[Data entries]
━━━━━━━━━━━━━━━━
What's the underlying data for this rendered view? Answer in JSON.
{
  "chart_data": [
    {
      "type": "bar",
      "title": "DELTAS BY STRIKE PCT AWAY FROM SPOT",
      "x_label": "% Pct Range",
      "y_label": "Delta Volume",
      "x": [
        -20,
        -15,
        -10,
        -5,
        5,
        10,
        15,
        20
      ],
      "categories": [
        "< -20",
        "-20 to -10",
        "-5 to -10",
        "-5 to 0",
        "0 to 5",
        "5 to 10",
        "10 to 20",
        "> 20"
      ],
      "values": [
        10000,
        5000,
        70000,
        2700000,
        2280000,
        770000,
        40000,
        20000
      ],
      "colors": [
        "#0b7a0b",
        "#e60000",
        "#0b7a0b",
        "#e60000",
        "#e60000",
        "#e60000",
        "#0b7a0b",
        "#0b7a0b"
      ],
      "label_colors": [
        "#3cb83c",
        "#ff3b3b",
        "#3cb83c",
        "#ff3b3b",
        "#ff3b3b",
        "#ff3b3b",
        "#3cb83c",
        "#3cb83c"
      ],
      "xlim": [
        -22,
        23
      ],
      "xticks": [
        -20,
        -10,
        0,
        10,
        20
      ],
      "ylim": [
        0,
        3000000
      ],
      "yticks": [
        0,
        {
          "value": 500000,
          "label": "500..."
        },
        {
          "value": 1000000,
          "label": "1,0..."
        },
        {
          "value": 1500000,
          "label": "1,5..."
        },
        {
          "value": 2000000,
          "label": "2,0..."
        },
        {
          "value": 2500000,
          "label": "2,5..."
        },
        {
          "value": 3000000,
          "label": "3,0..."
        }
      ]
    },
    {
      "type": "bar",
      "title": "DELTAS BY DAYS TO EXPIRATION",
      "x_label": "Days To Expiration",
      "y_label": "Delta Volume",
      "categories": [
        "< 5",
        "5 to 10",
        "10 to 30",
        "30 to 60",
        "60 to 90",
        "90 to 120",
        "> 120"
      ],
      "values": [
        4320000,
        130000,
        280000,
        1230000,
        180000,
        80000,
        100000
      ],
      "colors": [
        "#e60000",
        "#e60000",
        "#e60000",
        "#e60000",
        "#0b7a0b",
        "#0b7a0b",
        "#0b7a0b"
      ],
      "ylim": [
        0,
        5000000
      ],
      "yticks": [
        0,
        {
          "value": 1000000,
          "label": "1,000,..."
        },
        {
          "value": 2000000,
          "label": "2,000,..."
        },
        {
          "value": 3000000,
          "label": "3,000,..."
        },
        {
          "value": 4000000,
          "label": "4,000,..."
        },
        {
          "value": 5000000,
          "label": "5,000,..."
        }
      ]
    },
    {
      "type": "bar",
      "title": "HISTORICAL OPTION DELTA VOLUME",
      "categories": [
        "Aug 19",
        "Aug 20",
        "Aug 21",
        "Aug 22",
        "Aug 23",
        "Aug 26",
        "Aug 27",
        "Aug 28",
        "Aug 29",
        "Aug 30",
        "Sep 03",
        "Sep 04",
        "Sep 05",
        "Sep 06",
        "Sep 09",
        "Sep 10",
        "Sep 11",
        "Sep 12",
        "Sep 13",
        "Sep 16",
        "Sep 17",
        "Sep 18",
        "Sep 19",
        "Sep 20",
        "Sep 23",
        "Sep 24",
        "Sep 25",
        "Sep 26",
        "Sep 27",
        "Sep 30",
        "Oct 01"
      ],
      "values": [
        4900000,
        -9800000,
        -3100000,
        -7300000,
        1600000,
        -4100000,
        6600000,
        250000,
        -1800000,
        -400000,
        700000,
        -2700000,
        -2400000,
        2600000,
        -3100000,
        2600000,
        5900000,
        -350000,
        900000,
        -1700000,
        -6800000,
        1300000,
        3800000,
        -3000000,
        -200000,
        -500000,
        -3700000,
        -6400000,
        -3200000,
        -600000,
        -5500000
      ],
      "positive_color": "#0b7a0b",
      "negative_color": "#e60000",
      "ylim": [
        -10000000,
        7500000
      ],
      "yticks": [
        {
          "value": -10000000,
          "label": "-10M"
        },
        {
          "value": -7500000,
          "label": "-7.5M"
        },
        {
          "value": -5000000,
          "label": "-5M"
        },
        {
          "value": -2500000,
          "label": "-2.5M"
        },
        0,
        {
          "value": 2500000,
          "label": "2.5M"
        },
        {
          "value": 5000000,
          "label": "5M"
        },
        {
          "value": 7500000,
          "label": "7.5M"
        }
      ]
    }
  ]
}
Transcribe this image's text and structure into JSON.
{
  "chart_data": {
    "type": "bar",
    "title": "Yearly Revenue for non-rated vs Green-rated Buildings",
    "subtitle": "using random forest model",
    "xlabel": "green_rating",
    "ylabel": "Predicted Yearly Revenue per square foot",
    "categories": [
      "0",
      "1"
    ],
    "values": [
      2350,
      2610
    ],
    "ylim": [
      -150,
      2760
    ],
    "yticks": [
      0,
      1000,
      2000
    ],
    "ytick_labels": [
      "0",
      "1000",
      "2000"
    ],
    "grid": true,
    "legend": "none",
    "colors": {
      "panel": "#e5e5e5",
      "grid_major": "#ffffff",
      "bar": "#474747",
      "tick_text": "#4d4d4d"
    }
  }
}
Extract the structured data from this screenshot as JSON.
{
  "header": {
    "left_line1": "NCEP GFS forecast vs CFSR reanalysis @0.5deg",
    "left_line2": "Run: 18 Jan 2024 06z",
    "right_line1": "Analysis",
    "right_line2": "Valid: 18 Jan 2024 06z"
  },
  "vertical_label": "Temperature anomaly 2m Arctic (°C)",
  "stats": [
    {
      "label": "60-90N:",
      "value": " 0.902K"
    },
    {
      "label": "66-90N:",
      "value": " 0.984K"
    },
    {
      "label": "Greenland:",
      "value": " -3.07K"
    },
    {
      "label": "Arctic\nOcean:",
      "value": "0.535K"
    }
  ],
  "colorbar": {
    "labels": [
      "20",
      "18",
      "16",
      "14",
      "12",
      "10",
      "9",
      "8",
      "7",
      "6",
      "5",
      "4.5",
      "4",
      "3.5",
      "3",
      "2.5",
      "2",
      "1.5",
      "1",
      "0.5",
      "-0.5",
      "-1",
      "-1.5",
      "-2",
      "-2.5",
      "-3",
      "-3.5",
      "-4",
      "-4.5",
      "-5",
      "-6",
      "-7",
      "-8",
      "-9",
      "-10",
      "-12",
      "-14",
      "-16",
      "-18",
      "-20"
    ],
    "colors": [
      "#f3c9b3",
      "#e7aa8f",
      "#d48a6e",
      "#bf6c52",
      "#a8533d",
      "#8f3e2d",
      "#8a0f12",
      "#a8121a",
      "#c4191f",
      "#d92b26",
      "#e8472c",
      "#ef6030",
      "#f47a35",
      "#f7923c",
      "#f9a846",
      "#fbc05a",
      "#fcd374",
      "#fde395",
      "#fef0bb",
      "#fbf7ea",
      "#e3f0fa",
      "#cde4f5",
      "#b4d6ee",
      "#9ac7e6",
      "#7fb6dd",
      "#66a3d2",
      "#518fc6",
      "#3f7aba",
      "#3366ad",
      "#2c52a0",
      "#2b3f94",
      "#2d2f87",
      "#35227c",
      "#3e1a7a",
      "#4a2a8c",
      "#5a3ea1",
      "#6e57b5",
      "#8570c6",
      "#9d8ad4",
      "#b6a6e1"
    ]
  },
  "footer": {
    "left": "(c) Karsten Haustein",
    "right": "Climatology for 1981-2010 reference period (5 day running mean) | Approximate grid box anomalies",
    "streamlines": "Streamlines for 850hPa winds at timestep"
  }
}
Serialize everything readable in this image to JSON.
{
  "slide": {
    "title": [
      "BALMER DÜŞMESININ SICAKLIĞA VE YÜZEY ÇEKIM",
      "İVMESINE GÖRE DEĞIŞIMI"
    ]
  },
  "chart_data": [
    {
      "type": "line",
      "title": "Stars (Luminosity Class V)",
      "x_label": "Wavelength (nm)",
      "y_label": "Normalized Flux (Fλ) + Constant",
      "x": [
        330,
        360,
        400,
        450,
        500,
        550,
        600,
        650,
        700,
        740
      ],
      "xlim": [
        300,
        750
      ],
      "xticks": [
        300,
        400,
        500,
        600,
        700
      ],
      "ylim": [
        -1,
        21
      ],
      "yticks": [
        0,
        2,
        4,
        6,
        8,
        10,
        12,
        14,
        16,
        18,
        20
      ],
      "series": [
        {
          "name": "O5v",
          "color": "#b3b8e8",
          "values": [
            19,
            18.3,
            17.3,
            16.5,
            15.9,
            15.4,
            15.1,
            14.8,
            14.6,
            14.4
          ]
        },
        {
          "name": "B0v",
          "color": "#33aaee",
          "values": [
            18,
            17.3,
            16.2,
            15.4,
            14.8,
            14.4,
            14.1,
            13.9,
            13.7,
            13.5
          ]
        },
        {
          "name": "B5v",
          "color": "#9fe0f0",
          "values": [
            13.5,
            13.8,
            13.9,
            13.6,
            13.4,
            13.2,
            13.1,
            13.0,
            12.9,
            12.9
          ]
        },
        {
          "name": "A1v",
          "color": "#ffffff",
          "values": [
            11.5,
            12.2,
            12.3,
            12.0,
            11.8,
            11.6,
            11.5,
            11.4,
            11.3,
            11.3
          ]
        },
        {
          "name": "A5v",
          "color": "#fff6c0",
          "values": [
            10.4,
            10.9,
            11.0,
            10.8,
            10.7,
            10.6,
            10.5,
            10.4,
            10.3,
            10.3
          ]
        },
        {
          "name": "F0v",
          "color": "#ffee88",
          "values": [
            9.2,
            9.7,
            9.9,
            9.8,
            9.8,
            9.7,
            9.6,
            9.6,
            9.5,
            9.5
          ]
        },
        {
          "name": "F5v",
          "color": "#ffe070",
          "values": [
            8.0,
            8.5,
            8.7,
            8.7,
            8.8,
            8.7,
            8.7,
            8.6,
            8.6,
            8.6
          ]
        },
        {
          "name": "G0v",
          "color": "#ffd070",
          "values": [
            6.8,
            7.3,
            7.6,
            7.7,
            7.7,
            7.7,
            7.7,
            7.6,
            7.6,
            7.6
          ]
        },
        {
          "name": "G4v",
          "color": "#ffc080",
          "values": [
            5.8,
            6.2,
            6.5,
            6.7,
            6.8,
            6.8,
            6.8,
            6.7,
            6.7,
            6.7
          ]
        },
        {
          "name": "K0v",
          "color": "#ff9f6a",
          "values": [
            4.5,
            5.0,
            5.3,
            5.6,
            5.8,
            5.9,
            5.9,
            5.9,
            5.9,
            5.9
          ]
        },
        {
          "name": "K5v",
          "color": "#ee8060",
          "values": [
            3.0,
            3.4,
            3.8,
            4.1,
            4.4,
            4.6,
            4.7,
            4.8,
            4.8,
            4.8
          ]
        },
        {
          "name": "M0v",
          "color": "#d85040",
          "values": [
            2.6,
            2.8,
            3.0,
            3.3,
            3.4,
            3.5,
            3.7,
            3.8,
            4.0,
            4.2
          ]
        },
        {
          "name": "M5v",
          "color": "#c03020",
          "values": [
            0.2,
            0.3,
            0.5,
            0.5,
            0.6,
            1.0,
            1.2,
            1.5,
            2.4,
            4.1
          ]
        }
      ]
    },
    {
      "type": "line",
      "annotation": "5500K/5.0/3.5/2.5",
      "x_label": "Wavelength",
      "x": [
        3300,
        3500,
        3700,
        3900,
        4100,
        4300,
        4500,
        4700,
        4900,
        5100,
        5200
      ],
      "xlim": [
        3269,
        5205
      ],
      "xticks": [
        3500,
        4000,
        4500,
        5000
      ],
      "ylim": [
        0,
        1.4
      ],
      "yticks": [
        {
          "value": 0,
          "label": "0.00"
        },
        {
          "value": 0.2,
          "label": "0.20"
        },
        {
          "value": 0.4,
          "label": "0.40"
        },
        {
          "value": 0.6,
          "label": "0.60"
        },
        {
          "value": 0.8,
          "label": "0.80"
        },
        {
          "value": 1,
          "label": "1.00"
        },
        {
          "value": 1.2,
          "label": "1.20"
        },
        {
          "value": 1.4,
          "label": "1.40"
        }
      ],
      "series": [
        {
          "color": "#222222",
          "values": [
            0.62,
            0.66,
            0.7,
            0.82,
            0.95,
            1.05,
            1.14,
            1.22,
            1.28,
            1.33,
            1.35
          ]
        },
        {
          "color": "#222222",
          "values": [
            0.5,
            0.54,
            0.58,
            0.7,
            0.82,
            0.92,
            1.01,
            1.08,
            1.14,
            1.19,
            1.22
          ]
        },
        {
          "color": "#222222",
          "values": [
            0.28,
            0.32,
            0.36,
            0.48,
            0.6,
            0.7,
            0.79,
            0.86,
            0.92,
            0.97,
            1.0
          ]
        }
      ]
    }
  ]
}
━━━━━━━━━━━━━━━━
▶ YOUR OBJECTIVE
Locate all lines that include the word "DELTAS" and copy them out.

▶ SOLUTION TO THE EXERCISE
      "title": "DELTAS BY STRIKE PCT AWAY FROM SPOT",
      "title": "DELTAS BY DAYS TO EXPIRATION",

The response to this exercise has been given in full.